#### DATA SUPPLIED

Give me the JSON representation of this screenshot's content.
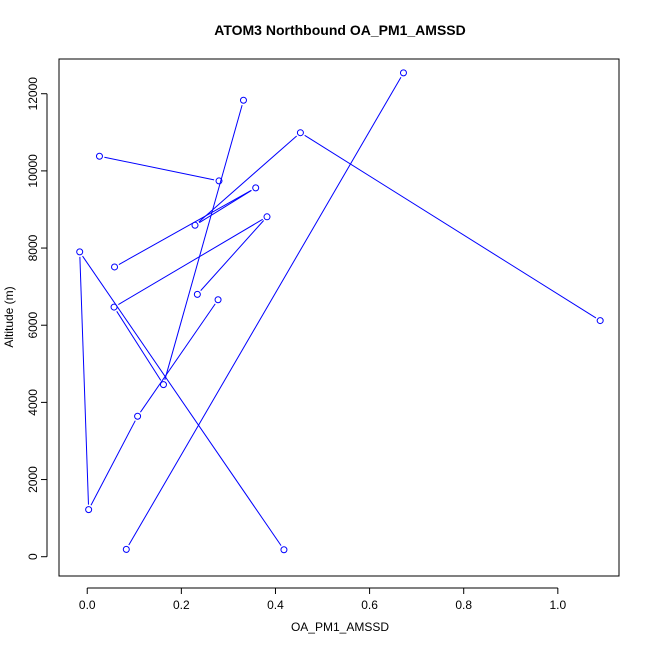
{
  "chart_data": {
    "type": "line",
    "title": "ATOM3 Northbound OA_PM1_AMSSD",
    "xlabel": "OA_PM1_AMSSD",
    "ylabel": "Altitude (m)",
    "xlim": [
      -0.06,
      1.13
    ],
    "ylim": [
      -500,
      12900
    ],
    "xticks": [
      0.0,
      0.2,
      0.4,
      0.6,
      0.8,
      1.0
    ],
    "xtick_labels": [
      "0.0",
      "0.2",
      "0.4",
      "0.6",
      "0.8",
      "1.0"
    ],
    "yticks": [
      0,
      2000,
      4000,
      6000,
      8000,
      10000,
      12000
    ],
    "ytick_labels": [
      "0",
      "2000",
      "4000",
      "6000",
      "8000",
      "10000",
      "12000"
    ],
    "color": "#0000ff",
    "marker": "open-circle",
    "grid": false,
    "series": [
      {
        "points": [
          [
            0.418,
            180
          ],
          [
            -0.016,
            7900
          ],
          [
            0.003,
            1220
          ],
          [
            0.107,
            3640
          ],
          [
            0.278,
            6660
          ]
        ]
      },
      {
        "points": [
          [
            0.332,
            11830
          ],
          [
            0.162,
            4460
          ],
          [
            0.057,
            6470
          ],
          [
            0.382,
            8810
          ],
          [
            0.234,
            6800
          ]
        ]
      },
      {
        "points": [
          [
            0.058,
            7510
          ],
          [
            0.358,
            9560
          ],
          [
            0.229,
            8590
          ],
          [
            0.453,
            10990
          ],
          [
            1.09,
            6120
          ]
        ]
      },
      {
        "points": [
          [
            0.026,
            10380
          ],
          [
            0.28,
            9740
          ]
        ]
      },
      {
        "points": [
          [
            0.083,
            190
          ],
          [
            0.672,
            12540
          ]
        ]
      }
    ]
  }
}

########

**EXERCISE AIM**: Copy the data word for word. Pictures do not go in the copy.

**ANSWER IN FULL**:
Give me the JSON representation of this screenshot's content.
{
  "chart_data": {
    "type": "line",
    "title": "ATOM3 Northbound OA_PM1_AMSSD",
    "xlabel": "OA_PM1_AMSSD",
    "ylabel": "Altitude (m)",
    "xlim": [
      -0.06,
      1.13
    ],
    "ylim": [
      -500,
      12900
    ],
    "xticks": [
      0.0,
      0.2,
      0.4,
      0.6,
      0.8,
      1.0
    ],
    "xtick_labels": [
      "0.0",
      "0.2",
      "0.4",
      "0.6",
      "0.8",
      "1.0"
    ],
    "yticks": [
      0,
      2000,
      4000,
      6000,
      8000,
      10000,
      12000
    ],
    "ytick_labels": [
      "0",
      "2000",
      "4000",
      "6000",
      "8000",
      "10000",
      "12000"
    ],
    "color": "#0000ff",
    "marker": "open-circle",
    "grid": false,
    "series": [
      {
        "points": [
          [
            0.418,
            180
          ],
          [
            -0.016,
            7900
          ],
          [
            0.003,
            1220
          ],
          [
            0.107,
            3640
          ],
          [
            0.278,
            6660
          ]
        ]
      },
      {
        "points": [
          [
            0.332,
            11830
          ],
          [
            0.162,
            4460
          ],
          [
            0.057,
            6470
          ],
          [
            0.382,
            8810
          ],
          [
            0.234,
            6800
          ]
        ]
      },
      {
        "points": [
          [
            0.058,
            7510
          ],
          [
            0.358,
            9560
          ],
          [
            0.229,
            8590
          ],
          [
            0.453,
            10990
          ],
          [
            1.09,
            6120
          ]
        ]
      },
      {
        "points": [
          [
            0.026,
            10380
          ],
          [
            0.28,
            9740
          ]
        ]
      },
      {
        "points": [
          [
            0.083,
            190
          ],
          [
            0.672,
            12540
          ]
        ]
      }
    ]
  }
}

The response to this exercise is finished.